— BEGIN EXCERPTED DATA —
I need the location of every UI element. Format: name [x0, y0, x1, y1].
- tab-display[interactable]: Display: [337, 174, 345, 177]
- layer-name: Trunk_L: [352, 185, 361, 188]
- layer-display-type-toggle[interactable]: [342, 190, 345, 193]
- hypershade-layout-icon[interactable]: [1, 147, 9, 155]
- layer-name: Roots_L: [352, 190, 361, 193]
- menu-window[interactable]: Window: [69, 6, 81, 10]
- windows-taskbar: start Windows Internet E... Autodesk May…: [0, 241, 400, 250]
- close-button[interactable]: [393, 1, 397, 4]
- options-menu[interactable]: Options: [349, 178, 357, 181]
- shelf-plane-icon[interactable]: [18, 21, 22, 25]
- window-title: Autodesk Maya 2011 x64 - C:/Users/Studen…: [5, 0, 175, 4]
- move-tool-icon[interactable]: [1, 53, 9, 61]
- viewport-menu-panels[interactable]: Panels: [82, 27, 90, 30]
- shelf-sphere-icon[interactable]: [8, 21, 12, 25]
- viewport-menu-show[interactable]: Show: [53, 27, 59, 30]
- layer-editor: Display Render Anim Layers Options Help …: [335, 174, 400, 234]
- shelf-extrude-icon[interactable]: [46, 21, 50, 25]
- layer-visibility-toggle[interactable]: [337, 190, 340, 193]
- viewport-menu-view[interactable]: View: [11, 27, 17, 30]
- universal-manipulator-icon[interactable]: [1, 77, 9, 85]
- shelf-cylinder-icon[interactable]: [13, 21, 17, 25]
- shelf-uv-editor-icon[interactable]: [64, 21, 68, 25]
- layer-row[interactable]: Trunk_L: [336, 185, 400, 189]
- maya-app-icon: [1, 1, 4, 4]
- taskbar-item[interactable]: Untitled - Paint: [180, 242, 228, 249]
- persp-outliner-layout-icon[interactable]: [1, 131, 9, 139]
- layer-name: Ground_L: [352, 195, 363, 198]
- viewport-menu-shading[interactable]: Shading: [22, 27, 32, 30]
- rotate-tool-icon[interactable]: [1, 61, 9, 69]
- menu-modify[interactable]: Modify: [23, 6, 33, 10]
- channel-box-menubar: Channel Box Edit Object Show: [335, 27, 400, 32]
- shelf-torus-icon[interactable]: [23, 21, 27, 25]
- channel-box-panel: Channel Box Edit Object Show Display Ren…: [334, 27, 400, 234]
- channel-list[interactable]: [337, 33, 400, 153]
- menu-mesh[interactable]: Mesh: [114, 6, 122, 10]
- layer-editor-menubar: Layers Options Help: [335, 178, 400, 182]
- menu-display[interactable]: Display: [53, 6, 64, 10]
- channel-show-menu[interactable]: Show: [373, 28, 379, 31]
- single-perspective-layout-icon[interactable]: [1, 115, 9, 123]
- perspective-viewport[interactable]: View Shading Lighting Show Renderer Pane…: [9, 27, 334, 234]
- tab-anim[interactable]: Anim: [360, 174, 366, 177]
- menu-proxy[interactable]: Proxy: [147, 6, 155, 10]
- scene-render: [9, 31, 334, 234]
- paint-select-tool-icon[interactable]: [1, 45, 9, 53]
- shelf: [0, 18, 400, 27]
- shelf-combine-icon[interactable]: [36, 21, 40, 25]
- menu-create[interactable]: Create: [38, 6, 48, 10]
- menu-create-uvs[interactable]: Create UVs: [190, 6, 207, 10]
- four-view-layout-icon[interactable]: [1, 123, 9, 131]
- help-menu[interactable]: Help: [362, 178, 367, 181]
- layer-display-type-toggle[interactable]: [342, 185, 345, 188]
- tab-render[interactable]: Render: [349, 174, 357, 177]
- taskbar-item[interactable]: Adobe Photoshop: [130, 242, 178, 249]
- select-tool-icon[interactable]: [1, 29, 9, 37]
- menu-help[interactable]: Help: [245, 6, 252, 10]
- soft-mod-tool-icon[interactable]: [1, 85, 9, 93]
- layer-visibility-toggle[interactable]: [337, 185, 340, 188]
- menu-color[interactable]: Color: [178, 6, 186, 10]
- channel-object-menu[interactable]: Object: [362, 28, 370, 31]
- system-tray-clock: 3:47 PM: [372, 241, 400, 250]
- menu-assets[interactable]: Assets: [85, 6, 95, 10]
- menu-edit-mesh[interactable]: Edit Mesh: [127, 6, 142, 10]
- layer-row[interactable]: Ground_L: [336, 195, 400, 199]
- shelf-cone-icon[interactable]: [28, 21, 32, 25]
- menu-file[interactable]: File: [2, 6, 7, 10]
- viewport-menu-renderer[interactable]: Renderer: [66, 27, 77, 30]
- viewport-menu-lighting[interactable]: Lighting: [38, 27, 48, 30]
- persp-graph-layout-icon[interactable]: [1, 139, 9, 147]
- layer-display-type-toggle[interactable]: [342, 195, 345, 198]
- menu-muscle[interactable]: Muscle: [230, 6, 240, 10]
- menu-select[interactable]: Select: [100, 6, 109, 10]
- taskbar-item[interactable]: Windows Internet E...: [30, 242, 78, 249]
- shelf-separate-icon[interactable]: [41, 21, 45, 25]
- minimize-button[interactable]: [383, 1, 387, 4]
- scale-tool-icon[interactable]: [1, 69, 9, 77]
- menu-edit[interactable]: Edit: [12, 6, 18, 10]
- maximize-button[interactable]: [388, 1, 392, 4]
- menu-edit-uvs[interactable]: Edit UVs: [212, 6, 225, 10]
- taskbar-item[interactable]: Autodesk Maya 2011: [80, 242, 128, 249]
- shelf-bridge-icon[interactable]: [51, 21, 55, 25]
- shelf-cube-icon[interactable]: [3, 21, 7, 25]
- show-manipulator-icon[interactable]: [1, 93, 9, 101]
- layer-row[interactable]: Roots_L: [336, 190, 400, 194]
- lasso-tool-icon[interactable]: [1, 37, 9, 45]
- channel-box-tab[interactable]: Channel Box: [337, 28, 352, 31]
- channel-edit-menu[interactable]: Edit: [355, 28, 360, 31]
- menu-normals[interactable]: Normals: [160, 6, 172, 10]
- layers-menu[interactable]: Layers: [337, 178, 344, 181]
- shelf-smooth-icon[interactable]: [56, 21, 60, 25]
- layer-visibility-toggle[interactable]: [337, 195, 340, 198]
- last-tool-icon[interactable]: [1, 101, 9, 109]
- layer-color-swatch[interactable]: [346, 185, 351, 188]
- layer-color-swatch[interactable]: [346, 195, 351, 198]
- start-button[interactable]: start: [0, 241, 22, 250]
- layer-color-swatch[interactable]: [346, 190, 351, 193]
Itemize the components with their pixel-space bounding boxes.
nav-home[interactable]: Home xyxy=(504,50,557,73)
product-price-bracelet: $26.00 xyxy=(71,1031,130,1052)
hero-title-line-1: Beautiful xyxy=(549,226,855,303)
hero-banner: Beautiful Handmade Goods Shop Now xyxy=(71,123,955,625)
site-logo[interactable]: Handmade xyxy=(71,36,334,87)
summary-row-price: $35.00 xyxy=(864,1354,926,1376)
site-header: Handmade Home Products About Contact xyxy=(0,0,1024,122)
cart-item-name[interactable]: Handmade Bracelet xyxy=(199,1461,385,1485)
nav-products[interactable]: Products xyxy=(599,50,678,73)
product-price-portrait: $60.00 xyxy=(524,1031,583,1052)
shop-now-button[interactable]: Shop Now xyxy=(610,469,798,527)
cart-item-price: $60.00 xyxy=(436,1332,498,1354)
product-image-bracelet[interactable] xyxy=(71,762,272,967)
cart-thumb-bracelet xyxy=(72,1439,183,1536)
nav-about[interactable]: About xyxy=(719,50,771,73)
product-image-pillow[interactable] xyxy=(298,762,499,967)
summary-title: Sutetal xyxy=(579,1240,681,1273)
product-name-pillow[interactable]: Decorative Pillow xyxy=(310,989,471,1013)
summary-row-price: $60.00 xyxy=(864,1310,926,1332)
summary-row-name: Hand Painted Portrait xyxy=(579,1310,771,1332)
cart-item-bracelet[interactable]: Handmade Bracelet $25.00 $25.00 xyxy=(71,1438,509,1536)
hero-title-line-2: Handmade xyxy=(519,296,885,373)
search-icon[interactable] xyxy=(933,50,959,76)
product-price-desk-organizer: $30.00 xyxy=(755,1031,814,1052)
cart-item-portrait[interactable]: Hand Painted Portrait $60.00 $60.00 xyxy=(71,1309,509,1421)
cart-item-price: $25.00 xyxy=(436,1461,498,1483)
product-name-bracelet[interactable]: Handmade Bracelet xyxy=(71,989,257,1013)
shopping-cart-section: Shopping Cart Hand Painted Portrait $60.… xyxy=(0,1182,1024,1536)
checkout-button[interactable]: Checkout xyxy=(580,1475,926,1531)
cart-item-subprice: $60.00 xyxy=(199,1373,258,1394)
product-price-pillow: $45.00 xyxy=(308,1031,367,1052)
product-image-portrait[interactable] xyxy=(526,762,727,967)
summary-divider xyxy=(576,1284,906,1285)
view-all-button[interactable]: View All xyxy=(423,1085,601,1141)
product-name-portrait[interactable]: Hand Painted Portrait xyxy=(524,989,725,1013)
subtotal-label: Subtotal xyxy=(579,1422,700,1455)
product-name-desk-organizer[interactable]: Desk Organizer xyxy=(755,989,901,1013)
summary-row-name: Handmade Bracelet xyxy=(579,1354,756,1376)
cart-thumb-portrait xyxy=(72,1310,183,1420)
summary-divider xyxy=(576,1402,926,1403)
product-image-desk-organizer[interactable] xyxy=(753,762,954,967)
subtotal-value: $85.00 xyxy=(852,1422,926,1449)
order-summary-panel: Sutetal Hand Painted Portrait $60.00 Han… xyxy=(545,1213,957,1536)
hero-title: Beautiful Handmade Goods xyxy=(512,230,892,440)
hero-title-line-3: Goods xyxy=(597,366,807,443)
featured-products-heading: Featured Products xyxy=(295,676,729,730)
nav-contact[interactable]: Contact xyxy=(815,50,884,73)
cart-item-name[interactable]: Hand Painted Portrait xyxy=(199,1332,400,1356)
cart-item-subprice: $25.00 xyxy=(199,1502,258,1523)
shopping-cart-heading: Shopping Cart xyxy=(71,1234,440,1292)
— END EXCERPTED DATA —
— BEGIN EXCERPTED DATA —
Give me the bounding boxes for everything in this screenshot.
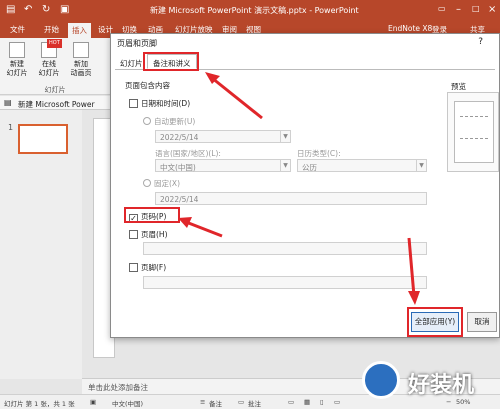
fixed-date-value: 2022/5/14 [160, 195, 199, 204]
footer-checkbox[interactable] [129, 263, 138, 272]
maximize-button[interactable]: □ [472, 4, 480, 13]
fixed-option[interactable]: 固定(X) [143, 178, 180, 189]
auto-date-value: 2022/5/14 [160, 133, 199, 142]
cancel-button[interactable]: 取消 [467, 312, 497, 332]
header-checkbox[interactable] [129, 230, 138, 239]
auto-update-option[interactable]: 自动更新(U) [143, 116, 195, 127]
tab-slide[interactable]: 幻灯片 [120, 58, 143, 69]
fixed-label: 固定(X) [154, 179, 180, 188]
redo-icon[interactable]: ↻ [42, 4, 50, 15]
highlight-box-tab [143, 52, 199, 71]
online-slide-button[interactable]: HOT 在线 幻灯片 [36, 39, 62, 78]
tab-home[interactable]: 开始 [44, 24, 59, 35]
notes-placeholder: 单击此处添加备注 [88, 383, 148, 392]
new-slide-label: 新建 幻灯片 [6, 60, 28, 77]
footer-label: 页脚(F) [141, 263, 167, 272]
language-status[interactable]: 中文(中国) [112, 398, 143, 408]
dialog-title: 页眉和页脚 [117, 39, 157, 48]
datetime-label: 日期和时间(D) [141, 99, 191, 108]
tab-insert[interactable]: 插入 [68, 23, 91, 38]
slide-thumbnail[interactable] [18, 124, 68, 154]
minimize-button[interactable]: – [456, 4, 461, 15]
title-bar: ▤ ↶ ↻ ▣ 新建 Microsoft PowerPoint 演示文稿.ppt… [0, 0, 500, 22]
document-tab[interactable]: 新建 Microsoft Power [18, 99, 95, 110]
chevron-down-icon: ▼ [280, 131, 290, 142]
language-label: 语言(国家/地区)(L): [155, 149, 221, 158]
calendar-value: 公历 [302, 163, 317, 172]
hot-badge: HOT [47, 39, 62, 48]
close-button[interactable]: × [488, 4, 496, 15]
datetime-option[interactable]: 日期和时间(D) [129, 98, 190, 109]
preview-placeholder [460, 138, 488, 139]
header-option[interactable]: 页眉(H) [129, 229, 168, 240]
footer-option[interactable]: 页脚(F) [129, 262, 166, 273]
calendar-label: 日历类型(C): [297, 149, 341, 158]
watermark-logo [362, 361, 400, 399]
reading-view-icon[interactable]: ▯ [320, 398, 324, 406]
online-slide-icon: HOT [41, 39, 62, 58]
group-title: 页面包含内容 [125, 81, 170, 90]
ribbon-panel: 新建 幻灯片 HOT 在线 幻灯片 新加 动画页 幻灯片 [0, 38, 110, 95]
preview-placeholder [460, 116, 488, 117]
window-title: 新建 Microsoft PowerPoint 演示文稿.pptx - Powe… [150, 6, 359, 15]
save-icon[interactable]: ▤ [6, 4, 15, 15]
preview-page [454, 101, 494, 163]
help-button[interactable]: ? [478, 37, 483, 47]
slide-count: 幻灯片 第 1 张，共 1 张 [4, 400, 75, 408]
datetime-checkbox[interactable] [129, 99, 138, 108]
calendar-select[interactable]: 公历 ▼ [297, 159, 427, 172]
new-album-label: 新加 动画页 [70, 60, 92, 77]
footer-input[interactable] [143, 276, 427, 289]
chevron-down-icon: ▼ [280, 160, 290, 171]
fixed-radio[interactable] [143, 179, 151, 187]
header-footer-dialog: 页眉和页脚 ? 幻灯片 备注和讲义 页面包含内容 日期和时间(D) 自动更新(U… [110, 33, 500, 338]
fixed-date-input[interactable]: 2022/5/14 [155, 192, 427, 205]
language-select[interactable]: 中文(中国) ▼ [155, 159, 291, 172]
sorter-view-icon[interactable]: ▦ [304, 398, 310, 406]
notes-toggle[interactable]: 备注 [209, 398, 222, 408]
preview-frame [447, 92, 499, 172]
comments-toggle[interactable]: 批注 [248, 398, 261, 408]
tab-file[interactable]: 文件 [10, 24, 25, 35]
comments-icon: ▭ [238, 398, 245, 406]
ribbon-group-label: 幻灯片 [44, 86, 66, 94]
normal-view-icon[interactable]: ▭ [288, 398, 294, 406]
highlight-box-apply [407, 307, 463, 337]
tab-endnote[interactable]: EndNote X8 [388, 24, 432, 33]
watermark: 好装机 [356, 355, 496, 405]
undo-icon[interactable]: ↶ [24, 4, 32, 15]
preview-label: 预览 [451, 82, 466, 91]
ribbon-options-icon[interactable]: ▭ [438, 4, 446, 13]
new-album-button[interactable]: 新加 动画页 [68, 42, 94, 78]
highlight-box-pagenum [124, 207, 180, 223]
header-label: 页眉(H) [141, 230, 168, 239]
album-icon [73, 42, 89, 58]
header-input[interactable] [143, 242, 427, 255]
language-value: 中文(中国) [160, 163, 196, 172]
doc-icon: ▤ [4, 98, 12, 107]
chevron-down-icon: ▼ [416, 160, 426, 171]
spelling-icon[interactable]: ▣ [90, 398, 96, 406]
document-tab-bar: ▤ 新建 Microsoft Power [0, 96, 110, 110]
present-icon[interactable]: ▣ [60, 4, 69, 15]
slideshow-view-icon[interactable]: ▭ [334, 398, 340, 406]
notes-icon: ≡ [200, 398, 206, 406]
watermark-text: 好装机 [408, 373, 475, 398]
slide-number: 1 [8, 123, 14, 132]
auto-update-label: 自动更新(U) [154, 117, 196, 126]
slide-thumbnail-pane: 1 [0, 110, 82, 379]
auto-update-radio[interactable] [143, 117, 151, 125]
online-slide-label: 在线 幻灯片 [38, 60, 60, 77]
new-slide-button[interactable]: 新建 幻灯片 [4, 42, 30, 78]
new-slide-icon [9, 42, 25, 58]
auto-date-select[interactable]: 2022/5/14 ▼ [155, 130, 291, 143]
— END EXCERPTED DATA —
— BEGIN EXCERPTED DATA —
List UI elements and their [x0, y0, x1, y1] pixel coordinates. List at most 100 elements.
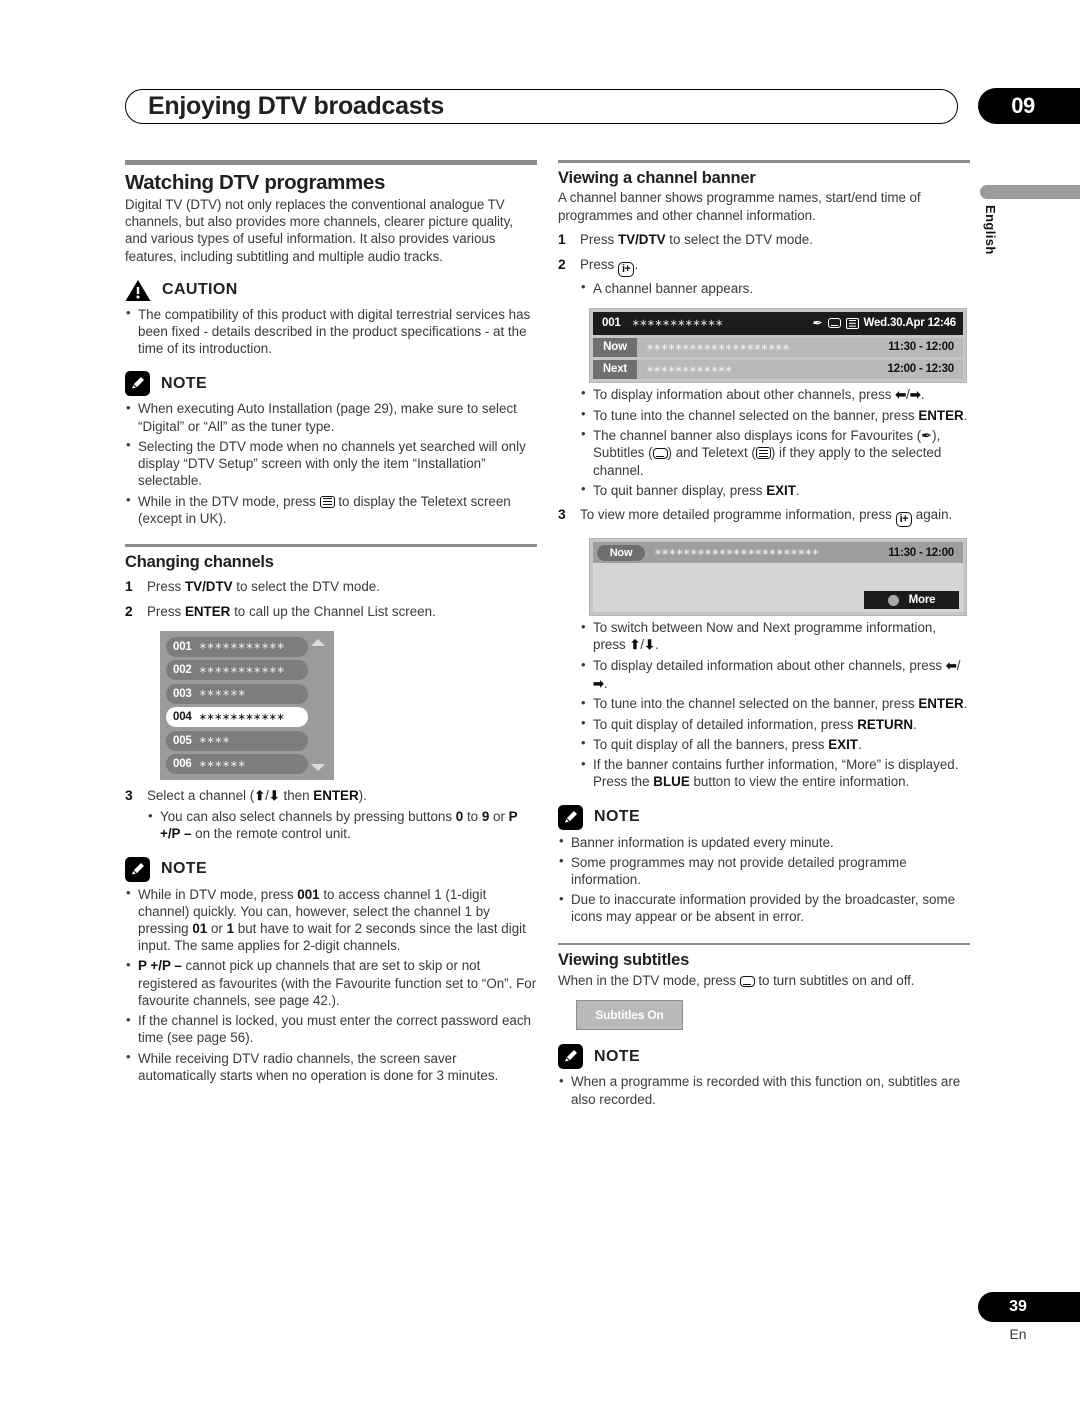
— END EXCERPTED DATA —
▶ _SHORT PROBLEM_: Please rewrite as a numbered list the lines from the one that contains "I need the location" through the one that contains "- layer-display-type-toggle[interactable]: [342, 190, 345, 193]", with both of those lines included. Leave out any blank lines.

▶ _RESPONSE TO THIS TASK_:
1. I need the location of every UI element. Format: name [x0, y0, x1, y1].
2. - tab-display[interactable]: Display: [337, 174, 345, 177]
3. - layer-name: Trunk_L: [352, 185, 361, 188]
4. - layer-display-type-toggle[interactable]: [342, 190, 345, 193]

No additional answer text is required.